Consignes de l'exercice:
A. D'après l'extrait sur l'offensive de Mossoul, les affirmations (i), (ii) et (iii) sont-elles exactes ? Pour chacune, répondez par oui ou par non, en citant mot pour mot les termes décisifs. (i) Selon Human Rights Watch, au moins 37 hommes ont été détenus près de Mossoul et Hawija. (ii) Human Rights Watch a interrogé une soixantaine de proches et de témoins. (iii) Les personnes interrogées ont toutes pu joindre les détenus au moins une fois.
B. Poursuivez l'extrait sur l'offensive de Mossoul après sa dernière phrase.

L’ONG a ajouté que si les auteurs de ces abus présumés n’étaient pas identifiés et tenus de rendre des comptes, des violations pourraient avoir lieu dans d'autres villes et villages alors que se poursuit l'offensive de Mossoul.
Les forces peshmerga détiennent des civils
Pendant ce temps, selon une déclaration de Human Rights Watch publiée jeudi, les forces des gouvernements régionaux de l’Irak et du Kurdistan (KRG) ont détenu au moins 37 hommes de différentes zones près de Mossoul et Hawija, soupçonnées d’être affiliés à l’EI depuis le début de l’offensive de Mossoul.
Human Rights Watch s’est entretenu avec 46 proches et témoins, qui ont décrit comment les forces de sécurité ont arrêté les hommes à des postes de contrôle, dans des villages, des centres de dépistage et des camps pour personnes déplacées.
La plupart des personnes interrogées ont déclaré ne pas savoir où les hommes étaient détenus, et elles ont toutes affirmé qu’elles n’avaient pas pu les contacter pendant leur détention.
« En plus des dangers et de l’anxiété auxquels les civils fuyant le contrôle de l’EI font face, certains sont maintenant détenus et les autorités irakiennes et du KRG les empêchent de contacter leurs familles », a déclaré Lama Fakij, directrice adjointe du programme Moyen-Orient et Afrique du Nord d’Amnesty International.
« Lorsque les individus sont détenus sans contact avec le monde extérieur, dans une location inconnue, cela augmente de façon signifiante le risque d’autres violations, notamment le mauvais traitement et la torture », a ajouté Lama Fakih.
Les civils paient un lourd tribut
Ce n’est pas la première fois que des organisations de défense de droits de l’homme documentent des exécutions extrajudiciaires par les forces du gouvernement irakien.
Pendant l’opération pour reprendre Falloujah et ses alentours en mai 2016, au moins 16 hommes et garçons ont été tués par balles près de Sikir par des combattants qui portaient des uniformes de la police fédérale, après avoir montré qu’ils n’étaient pas armés.

Données:
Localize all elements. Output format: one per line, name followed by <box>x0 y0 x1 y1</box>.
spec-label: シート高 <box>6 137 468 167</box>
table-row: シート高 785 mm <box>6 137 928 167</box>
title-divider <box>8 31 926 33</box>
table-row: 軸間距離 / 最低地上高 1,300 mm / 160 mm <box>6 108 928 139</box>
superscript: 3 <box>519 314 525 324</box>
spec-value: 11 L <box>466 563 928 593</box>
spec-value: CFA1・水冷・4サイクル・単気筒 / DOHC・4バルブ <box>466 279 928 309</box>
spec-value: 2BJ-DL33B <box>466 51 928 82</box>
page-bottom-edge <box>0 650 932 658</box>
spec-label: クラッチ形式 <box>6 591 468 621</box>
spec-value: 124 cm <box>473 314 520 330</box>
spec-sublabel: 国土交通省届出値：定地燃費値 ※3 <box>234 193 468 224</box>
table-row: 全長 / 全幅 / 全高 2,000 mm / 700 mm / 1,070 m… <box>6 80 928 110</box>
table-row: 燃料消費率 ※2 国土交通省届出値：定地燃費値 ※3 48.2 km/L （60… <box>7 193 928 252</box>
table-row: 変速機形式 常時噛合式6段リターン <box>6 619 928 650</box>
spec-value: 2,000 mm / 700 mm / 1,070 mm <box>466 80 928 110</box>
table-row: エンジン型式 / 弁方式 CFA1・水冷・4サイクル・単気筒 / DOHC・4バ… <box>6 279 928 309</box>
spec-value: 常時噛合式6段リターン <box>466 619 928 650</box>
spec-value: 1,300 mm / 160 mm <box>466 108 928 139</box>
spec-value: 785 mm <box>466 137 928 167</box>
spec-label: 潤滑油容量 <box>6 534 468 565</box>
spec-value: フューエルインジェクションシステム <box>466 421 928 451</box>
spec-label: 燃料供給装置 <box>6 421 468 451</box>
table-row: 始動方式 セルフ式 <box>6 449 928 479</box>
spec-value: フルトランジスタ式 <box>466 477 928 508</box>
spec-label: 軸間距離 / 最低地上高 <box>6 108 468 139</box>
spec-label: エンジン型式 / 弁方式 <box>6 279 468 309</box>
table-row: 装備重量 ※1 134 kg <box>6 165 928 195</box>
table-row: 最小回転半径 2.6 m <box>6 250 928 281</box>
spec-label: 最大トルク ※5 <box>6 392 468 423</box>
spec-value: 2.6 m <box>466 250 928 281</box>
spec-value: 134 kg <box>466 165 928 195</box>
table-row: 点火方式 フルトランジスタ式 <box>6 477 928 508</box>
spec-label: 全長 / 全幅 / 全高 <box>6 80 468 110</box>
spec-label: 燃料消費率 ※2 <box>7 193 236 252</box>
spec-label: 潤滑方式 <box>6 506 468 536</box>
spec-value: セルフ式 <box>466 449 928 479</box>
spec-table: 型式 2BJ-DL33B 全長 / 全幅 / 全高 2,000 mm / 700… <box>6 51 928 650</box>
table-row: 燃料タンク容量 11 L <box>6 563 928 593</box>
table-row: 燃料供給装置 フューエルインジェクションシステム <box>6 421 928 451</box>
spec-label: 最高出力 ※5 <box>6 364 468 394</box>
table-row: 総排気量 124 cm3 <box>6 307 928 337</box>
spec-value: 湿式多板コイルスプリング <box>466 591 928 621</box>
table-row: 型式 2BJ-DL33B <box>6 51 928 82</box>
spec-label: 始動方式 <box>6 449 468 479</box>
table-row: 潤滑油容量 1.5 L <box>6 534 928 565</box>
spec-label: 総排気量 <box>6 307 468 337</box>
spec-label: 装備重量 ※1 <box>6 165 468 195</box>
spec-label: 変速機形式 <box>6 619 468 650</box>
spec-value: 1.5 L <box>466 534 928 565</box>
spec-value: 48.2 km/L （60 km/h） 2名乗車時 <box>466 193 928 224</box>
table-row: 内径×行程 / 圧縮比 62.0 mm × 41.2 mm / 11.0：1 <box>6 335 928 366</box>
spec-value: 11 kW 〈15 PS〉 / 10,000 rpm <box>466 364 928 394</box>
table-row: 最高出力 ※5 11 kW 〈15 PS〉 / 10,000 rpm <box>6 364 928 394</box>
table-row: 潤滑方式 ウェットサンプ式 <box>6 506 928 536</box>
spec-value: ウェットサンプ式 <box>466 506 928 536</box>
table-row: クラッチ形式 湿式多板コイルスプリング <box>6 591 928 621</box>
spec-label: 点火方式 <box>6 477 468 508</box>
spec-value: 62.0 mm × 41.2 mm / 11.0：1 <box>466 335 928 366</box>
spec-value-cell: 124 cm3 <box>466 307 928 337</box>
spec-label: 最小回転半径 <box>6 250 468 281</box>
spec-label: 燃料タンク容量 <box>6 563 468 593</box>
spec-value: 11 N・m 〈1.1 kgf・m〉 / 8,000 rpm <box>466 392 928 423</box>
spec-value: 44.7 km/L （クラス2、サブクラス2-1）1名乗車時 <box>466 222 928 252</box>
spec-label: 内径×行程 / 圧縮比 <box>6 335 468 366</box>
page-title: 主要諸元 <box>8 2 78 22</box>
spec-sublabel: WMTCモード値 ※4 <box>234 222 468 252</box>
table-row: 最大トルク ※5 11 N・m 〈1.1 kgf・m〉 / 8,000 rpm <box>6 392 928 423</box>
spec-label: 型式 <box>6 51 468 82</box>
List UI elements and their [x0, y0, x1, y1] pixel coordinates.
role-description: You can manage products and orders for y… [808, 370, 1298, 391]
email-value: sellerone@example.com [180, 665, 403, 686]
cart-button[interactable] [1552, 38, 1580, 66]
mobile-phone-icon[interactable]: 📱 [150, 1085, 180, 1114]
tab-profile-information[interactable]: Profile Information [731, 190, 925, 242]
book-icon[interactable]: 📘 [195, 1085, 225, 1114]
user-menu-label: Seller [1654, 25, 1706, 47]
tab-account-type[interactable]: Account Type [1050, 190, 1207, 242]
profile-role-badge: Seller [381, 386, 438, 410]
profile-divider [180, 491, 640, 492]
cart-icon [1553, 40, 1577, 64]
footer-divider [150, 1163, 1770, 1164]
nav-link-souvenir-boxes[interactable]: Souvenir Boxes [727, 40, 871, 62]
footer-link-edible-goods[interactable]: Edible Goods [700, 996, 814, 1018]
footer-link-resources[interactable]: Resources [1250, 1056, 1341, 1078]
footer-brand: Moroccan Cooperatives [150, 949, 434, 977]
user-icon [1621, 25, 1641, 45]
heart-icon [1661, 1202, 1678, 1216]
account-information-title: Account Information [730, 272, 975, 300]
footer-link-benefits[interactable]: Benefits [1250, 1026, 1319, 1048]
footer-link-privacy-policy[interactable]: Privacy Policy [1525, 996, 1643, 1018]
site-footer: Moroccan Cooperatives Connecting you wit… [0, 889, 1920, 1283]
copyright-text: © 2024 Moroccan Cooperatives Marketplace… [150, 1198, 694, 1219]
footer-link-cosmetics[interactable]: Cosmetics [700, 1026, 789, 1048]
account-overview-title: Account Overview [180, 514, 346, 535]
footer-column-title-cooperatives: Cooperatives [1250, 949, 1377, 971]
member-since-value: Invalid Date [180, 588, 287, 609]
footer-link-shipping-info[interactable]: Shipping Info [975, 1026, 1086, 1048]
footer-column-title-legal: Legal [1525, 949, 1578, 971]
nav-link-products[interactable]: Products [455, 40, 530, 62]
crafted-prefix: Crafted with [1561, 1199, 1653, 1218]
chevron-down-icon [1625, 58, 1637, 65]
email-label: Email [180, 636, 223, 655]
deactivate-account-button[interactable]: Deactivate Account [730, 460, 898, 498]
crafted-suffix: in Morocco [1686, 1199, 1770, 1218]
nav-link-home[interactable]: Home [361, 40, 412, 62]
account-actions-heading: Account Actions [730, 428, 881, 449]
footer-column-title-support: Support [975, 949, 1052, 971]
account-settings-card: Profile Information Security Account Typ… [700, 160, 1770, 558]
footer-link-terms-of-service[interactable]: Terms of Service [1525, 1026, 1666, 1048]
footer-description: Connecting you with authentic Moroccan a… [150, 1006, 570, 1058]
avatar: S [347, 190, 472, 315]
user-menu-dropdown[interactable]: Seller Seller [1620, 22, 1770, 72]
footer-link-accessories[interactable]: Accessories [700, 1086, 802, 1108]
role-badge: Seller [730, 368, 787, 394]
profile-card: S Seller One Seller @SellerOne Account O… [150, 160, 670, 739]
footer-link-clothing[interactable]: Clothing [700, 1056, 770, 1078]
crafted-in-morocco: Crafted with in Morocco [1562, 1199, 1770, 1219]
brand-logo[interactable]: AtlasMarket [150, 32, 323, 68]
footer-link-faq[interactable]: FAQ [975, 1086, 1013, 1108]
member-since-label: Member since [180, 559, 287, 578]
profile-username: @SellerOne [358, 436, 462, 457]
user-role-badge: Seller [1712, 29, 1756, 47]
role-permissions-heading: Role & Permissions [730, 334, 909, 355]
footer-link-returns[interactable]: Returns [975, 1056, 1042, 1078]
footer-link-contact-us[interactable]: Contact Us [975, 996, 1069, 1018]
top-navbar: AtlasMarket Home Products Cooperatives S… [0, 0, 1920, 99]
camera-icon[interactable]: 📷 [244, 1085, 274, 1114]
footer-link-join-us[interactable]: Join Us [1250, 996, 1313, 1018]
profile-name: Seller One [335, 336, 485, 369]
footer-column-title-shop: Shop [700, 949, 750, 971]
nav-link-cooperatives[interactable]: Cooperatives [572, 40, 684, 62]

Réponses attendues:
A.
(i) Oui : « ont détenu au moins 37 hommes de différentes zones près de Mossoul et Hawija ».
(ii) Non : « Human Rights Watch s’est entretenu avec 46 proches et témoins ».
(iii) Non : « elles ont toutes affirmé qu’elles n’avaient pas pu les contacter pendant leur détention ».

B.
« Les pays qui soutiennent les forces de sécurité irakiennes et les forces de mobilisation populaire devraient insister pour que Bagdad mette fin à ces abus meurtriers »
- Joe Stork, Human Rights Watch
Selon Human Rights Watch, des membres de milices chiites, soutenues par le gouvernement irakien, ont enlevé et tué des dizaines de résidents sunnites dans une ville centrale irakienne et démoli leurs maisons et leurs magasins en janvier 2016.
« Des civils payent de nouveau un lourd tribut à cause de l’incapacité de l’Irak à calmer des milices hors de contrôle », a déclaré Joe Stork, alors directeur adjoint du programme Moyen-Orient à Human Rights Watch.
« Les pays qui soutiennent les forces de sécurité irakiennes et les forces de mobilisation populaire devraient insister pour que Bagdad mette fin à ces abus meurtriers », a-t-il ajouté.
Selon un rapport de Human Rights Watch, des milices chiites soutenues par le gouvernement irakien ont aussi délibérément détruit des maisons et des magasins lors d’opérations pour reprendre Tikrit de contrôle de l’EI en mars et avril 2015.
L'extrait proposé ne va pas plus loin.